**Work to be completed:** Output the full listing word for word.

**Input:**
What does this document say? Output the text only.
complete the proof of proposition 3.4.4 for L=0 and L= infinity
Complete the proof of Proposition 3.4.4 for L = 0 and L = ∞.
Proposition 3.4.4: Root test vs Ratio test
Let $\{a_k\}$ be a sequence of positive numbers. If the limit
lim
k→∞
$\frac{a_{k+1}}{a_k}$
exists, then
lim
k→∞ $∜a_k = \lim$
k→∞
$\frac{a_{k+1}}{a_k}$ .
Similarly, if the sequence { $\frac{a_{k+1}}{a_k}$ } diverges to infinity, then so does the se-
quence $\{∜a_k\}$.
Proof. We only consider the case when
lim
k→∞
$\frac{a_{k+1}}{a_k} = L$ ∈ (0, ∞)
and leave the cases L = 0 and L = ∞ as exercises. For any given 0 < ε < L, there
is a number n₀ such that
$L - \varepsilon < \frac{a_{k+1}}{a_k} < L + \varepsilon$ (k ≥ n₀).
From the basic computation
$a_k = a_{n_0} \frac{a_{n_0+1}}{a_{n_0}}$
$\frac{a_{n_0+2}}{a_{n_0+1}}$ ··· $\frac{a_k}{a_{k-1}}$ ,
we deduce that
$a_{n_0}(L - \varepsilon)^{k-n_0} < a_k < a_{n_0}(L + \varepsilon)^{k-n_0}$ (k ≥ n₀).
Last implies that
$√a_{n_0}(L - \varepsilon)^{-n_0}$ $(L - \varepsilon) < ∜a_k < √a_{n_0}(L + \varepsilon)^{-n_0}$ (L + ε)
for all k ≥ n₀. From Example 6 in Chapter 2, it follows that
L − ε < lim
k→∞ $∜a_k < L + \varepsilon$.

**Answer below:**
What does this document say? Output the text only.
complete the proof of proposition 3.4.4 for L=0 and L= infinity
Complete the proof of Proposition 3.4.4 for L = 0 and L = ∞.
Proposition 3.4.4: Root test vs Ratio test
Let $\{a_k\}$ be a sequence of positive numbers. If the limit
lim
k→∞
$\frac{a_{k+1}}{a_k}$
exists, then
lim
k→∞ $∜a_k = \lim$
k→∞
$\frac{a_{k+1}}{a_k}$ .
Similarly, if the sequence { $\frac{a_{k+1}}{a_k}$ } diverges to infinity, then so does the se-
quence $\{∜a_k\}$.
Proof. We only consider the case when
lim
k→∞
$\frac{a_{k+1}}{a_k} = L$ ∈ (0, ∞)
and leave the cases L = 0 and L = ∞ as exercises. For any given 0 < ε < L, there
is a number n₀ such that
$L - \varepsilon < \frac{a_{k+1}}{a_k} < L + \varepsilon$ (k ≥ n₀).
From the basic computation
$a_k = a_{n_0} \frac{a_{n_0+1}}{a_{n_0}}$
$\frac{a_{n_0+2}}{a_{n_0+1}}$ ··· $\frac{a_k}{a_{k-1}}$ ,
we deduce that
$a_{n_0}(L - \varepsilon)^{k-n_0} < a_k < a_{n_0}(L + \varepsilon)^{k-n_0}$ (k ≥ n₀).
Last implies that
$√a_{n_0}(L - \varepsilon)^{-n_0}$ $(L - \varepsilon) < ∜a_k < √a_{n_0}(L + \varepsilon)^{-n_0}$ (L + ε)
for all k ≥ n₀. From Example 6 in Chapter 2, it follows that
L − ε < lim
k→∞ $∜a_k < L + \varepsilon$.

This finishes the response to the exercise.